REQUIRED WORK:
Without the images, print all the entries below exactly as given.

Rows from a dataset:
## BEGIN
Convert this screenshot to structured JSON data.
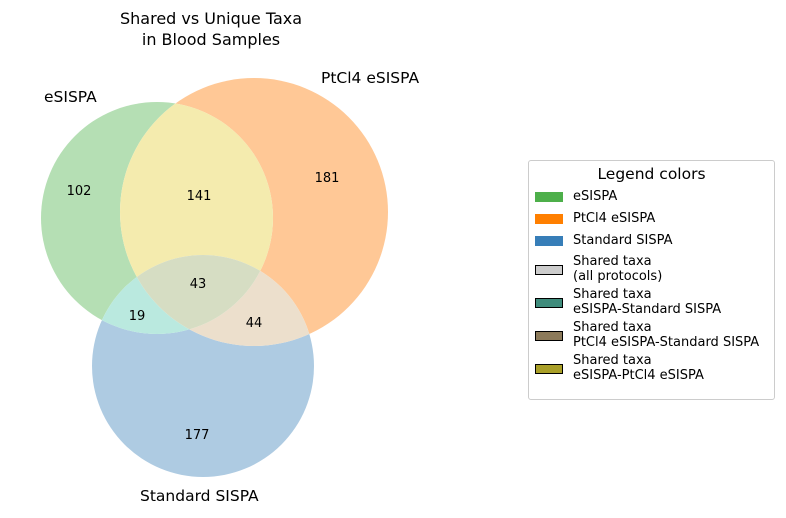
{
  "title": "Shared vs Unique Taxa\nin Blood Samples",
  "sets": [
    {
      "name": "eSISPA",
      "color": "#4daf4a"
    },
    {
      "name": "PtCl4 eSISPA",
      "color": "#ff7f00"
    },
    {
      "name": "Standard SISPA",
      "color": "#377eb8"
    }
  ],
  "regions": {
    "eSISPA_only": "102",
    "PtCl4_only": "181",
    "Standard_only": "177",
    "eSISPA_PtCl4": "141",
    "eSISPA_Standard": "19",
    "PtCl4_Standard": "44",
    "all": "43"
  },
  "region_colors": {
    "eSISPA_only": "#b5dfb4",
    "PtCl4_only": "#ffc896",
    "Standard_only": "#aecbe2",
    "eSISPA_PtCl4": "#f4ebae",
    "eSISPA_Standard": "#bae9df",
    "PtCl4_Standard": "#ecdfcc",
    "all": "#d6ddc3"
  },
  "legend": {
    "title": "Legend colors",
    "items": [
      {
        "label": "eSISPA",
        "color": "#4daf4a",
        "outlined": false
      },
      {
        "label": "PtCl4 eSISPA",
        "color": "#ff7f00",
        "outlined": false
      },
      {
        "label": "Standard SISPA",
        "color": "#377eb8",
        "outlined": false
      },
      {
        "label": "Shared taxa\n(all protocols)",
        "color": "#cccccc",
        "outlined": true
      },
      {
        "label": "Shared taxa\neSISPA-Standard SISPA",
        "color": "#3f8c7c",
        "outlined": true
      },
      {
        "label": "Shared taxa\nPtCl4 eSISPA-Standard SISPA",
        "color": "#8c7a5a",
        "outlined": true
      },
      {
        "label": "Shared taxa\neSISPA-PtCl4 eSISPA",
        "color": "#a99f28",
        "outlined": true
      }
    ]
  }
}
## END
FINAL ANSWER:
Convert this screenshot to structured JSON data.
{
  "title": "Shared vs Unique Taxa\nin Blood Samples",
  "sets": [
    {
      "name": "eSISPA",
      "color": "#4daf4a"
    },
    {
      "name": "PtCl4 eSISPA",
      "color": "#ff7f00"
    },
    {
      "name": "Standard SISPA",
      "color": "#377eb8"
    }
  ],
  "regions": {
    "eSISPA_only": "102",
    "PtCl4_only": "181",
    "Standard_only": "177",
    "eSISPA_PtCl4": "141",
    "eSISPA_Standard": "19",
    "PtCl4_Standard": "44",
    "all": "43"
  },
  "region_colors": {
    "eSISPA_only": "#b5dfb4",
    "PtCl4_only": "#ffc896",
    "Standard_only": "#aecbe2",
    "eSISPA_PtCl4": "#f4ebae",
    "eSISPA_Standard": "#bae9df",
    "PtCl4_Standard": "#ecdfcc",
    "all": "#d6ddc3"
  },
  "legend": {
    "title": "Legend colors",
    "items": [
      {
        "label": "eSISPA",
        "color": "#4daf4a",
        "outlined": false
      },
      {
        "label": "PtCl4 eSISPA",
        "color": "#ff7f00",
        "outlined": false
      },
      {
        "label": "Standard SISPA",
        "color": "#377eb8",
        "outlined": false
      },
      {
        "label": "Shared taxa\n(all protocols)",
        "color": "#cccccc",
        "outlined": true
      },
      {
        "label": "Shared taxa\neSISPA-Standard SISPA",
        "color": "#3f8c7c",
        "outlined": true
      },
      {
        "label": "Shared taxa\nPtCl4 eSISPA-Standard SISPA",
        "color": "#8c7a5a",
        "outlined": true
      },
      {
        "label": "Shared taxa\neSISPA-PtCl4 eSISPA",
        "color": "#a99f28",
        "outlined": true
      }
    ]
  }
}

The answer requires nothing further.